# Start of Material provided

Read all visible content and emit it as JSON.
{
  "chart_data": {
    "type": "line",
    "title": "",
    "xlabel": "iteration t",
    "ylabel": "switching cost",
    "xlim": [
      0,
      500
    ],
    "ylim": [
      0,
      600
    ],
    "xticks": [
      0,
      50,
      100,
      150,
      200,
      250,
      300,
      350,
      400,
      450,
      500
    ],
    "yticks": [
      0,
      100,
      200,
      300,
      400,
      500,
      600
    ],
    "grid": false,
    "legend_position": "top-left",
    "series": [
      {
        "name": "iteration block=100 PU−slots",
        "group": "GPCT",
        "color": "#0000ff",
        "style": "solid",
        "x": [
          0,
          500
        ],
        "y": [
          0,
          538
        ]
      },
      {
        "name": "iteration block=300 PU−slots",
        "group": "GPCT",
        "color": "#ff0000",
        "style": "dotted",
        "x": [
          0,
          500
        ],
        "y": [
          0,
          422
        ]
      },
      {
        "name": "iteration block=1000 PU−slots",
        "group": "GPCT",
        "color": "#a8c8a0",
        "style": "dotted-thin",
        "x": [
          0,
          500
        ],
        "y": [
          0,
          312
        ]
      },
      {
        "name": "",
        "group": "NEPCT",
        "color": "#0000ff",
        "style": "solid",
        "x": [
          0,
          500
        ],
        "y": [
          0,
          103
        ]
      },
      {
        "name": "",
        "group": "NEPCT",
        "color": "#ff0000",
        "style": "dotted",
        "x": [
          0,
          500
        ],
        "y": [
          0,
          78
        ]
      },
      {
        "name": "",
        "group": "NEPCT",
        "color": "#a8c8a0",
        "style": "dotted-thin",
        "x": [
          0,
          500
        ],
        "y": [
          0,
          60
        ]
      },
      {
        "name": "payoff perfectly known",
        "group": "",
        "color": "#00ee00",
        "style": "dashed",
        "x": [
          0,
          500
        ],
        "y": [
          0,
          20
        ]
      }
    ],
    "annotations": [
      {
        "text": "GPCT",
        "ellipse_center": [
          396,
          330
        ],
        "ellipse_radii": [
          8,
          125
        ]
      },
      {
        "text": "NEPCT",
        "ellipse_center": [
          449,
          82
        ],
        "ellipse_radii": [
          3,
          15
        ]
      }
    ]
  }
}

# End of Material provided

▸ **Problem to solve**
Scan the material above. Return every line containing the string "name".

▸ **Answer below**
        "name": "iteration block=100 PU−slots",
        "name": "iteration block=300 PU−slots",
        "name": "iteration block=1000 PU−slots",
        "name": "",
        "name": "",
        "name": "",
        "name": "payoff perfectly known",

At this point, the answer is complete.